» **Records for the task**
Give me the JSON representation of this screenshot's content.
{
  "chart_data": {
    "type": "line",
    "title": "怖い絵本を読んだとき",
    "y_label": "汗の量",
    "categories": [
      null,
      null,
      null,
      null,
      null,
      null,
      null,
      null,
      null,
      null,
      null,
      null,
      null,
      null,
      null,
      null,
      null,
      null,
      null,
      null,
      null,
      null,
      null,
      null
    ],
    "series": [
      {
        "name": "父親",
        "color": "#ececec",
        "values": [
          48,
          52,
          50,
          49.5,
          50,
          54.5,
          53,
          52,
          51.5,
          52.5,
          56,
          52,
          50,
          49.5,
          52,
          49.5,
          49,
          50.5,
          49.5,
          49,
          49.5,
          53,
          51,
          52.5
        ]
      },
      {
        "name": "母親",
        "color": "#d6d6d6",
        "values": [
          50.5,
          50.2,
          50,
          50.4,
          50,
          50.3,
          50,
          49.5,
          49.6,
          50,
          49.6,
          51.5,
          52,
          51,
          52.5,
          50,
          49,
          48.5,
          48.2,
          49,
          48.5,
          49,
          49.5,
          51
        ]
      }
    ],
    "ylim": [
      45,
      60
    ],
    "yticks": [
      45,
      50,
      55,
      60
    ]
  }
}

» **Aim**
Write out every record shown above, word for word.

» **Solution to the exercise**
Give me the JSON representation of this screenshot's content.
{
  "chart_data": {
    "type": "line",
    "title": "怖い絵本を読んだとき",
    "y_label": "汗の量",
    "categories": [
      null,
      null,
      null,
      null,
      null,
      null,
      null,
      null,
      null,
      null,
      null,
      null,
      null,
      null,
      null,
      null,
      null,
      null,
      null,
      null,
      null,
      null,
      null,
      null
    ],
    "series": [
      {
        "name": "父親",
        "color": "#ececec",
        "values": [
          48,
          52,
          50,
          49.5,
          50,
          54.5,
          53,
          52,
          51.5,
          52.5,
          56,
          52,
          50,
          49.5,
          52,
          49.5,
          49,
          50.5,
          49.5,
          49,
          49.5,
          53,
          51,
          52.5
        ]
      },
      {
        "name": "母親",
        "color": "#d6d6d6",
        "values": [
          50.5,
          50.2,
          50,
          50.4,
          50,
          50.3,
          50,
          49.5,
          49.6,
          50,
          49.6,
          51.5,
          52,
          51,
          52.5,
          50,
          49,
          48.5,
          48.2,
          49,
          48.5,
          49,
          49.5,
          51
        ]
      }
    ],
    "ylim": [
      45,
      60
    ],
    "yticks": [
      45,
      50,
      55,
      60
    ]
  }
}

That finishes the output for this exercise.